Rows from a dataset:
==========

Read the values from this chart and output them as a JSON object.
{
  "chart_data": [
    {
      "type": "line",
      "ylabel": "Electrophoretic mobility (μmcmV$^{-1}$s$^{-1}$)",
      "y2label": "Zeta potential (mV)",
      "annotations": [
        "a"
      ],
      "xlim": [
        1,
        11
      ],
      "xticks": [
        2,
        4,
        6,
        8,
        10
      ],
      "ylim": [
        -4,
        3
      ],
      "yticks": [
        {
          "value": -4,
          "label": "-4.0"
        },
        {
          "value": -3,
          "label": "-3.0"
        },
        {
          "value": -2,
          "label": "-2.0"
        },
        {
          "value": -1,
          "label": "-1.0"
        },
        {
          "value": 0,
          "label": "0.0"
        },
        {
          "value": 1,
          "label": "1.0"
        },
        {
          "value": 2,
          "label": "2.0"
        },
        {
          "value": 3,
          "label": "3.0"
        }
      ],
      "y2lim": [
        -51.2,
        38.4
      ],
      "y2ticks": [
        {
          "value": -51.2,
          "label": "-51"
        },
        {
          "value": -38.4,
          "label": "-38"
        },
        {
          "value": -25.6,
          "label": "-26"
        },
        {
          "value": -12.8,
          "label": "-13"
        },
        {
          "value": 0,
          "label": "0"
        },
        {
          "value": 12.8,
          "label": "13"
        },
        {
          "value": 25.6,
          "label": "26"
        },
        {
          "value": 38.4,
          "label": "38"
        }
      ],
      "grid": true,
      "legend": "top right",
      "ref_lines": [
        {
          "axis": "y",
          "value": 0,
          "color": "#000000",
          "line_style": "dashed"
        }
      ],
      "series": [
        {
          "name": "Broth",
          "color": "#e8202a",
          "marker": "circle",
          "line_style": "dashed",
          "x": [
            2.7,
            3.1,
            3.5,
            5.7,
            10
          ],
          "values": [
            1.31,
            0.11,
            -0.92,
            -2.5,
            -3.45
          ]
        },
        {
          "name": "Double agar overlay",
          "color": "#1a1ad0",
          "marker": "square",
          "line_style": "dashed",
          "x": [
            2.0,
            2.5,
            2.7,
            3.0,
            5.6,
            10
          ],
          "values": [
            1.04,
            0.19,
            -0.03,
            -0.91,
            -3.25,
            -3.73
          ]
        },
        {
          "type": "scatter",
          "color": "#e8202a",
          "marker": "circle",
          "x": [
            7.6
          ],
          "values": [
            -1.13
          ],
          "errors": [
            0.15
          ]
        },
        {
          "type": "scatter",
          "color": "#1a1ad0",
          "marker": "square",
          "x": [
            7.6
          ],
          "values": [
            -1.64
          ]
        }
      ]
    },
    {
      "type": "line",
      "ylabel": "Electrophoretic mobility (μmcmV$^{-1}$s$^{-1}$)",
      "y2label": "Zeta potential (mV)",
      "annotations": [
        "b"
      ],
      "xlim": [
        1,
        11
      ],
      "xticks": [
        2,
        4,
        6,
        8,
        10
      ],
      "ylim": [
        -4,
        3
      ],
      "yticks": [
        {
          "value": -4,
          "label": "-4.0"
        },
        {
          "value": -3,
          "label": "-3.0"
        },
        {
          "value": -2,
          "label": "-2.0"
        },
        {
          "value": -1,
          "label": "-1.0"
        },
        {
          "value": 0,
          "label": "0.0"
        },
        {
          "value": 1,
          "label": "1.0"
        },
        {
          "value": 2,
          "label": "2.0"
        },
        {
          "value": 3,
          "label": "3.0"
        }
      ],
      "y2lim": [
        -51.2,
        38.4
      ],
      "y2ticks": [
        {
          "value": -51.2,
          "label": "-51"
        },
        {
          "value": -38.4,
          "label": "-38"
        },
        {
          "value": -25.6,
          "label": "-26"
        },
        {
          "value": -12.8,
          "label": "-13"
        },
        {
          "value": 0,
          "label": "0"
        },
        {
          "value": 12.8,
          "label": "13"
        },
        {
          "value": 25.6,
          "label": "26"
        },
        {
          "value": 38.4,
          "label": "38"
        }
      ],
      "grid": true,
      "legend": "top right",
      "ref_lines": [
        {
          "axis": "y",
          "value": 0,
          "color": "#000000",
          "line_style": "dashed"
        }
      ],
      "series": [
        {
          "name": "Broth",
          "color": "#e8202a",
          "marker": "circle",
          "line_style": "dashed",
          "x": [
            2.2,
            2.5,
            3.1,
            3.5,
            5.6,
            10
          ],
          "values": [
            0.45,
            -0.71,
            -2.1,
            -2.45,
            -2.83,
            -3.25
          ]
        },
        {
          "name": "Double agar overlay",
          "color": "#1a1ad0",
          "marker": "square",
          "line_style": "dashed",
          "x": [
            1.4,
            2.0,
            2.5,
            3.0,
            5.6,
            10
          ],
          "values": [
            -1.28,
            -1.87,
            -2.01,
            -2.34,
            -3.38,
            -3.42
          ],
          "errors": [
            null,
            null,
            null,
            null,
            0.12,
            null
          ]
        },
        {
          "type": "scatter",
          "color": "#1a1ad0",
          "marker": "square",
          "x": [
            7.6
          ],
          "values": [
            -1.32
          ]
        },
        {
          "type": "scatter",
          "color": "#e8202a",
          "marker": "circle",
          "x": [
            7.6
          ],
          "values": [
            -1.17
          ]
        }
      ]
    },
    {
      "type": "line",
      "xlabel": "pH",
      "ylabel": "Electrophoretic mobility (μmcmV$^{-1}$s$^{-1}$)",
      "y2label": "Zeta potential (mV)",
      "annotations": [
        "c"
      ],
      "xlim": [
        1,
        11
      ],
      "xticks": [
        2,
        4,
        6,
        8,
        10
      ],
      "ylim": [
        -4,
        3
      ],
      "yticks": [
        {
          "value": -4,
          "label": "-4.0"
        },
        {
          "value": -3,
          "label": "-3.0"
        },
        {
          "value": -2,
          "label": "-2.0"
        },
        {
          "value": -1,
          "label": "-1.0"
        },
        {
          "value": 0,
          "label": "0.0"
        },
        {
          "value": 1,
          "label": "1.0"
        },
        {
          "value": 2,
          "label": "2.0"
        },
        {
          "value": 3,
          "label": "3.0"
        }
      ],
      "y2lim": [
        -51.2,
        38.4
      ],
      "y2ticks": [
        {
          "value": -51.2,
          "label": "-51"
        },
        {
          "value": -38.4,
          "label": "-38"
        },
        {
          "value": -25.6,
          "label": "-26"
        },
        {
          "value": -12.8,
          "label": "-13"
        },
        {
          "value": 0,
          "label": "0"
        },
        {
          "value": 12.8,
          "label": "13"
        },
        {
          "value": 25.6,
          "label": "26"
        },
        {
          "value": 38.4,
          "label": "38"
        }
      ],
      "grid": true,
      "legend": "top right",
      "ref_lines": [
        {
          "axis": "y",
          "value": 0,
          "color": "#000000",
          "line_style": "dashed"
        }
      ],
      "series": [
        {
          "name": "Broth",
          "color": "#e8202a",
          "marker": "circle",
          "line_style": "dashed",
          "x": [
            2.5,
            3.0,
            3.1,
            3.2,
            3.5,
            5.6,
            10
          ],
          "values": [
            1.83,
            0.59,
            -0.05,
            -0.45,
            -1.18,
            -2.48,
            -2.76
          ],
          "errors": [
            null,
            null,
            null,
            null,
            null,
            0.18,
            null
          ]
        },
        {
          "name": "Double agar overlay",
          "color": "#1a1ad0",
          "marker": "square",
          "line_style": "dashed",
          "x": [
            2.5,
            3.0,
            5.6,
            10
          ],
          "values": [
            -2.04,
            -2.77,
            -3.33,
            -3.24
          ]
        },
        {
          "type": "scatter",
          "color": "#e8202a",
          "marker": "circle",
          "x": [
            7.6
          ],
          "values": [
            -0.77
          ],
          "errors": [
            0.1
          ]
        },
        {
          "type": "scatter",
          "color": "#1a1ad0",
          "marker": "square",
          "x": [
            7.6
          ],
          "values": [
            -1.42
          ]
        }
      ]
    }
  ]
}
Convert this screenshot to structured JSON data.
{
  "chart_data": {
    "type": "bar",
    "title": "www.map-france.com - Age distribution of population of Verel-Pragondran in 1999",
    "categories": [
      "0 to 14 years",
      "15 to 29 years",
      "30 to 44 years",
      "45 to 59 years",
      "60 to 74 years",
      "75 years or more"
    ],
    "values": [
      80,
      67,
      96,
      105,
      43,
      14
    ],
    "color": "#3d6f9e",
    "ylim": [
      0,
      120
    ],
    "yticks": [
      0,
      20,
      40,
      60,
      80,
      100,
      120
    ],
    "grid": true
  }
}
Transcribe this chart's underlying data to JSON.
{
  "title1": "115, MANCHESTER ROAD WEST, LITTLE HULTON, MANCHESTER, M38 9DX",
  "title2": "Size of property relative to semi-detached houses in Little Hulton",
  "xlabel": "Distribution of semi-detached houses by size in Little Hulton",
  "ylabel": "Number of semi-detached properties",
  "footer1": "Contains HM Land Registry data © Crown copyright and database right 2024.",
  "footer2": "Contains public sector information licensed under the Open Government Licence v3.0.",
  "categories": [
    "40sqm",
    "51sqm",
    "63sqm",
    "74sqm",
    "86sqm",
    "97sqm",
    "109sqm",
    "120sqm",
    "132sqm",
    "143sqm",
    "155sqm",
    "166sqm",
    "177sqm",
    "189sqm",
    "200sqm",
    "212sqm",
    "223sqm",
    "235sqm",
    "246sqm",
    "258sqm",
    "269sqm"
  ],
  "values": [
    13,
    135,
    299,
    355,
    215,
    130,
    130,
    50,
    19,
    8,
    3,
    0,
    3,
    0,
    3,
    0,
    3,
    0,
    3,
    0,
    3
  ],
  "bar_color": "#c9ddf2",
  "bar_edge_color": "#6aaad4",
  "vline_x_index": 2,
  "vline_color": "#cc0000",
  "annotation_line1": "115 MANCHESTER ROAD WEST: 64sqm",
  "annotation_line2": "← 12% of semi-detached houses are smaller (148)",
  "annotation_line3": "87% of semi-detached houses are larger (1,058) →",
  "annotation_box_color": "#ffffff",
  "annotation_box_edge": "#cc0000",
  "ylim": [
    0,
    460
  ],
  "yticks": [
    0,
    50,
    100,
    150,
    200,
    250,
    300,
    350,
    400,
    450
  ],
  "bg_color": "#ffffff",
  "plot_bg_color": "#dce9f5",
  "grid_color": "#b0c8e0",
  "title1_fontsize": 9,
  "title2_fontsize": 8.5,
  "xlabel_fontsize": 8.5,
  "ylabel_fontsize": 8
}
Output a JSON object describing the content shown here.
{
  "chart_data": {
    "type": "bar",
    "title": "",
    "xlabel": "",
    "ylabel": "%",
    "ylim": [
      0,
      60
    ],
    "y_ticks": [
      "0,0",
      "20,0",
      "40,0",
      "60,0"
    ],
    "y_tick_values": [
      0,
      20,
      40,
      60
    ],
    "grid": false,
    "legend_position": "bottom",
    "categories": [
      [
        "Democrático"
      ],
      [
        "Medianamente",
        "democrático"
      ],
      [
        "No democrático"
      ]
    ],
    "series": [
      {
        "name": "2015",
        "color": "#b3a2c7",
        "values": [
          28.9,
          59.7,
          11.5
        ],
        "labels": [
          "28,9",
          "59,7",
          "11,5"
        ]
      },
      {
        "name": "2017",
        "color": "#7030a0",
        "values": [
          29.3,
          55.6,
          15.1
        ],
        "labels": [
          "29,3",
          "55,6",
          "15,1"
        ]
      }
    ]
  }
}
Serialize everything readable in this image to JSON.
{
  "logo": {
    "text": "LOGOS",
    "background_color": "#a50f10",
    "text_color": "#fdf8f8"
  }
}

==========

* **Problem details**
Quote every line from the line containing "Serialize everything readable" through the closing line of the listing, including both.

* **Response to this task**
Serialize everything readable in this image to JSON.
{
  "logo": {
    "text": "LOGOS",
    "background_color": "#a50f10",
    "text_color": "#fdf8f8"
  }
}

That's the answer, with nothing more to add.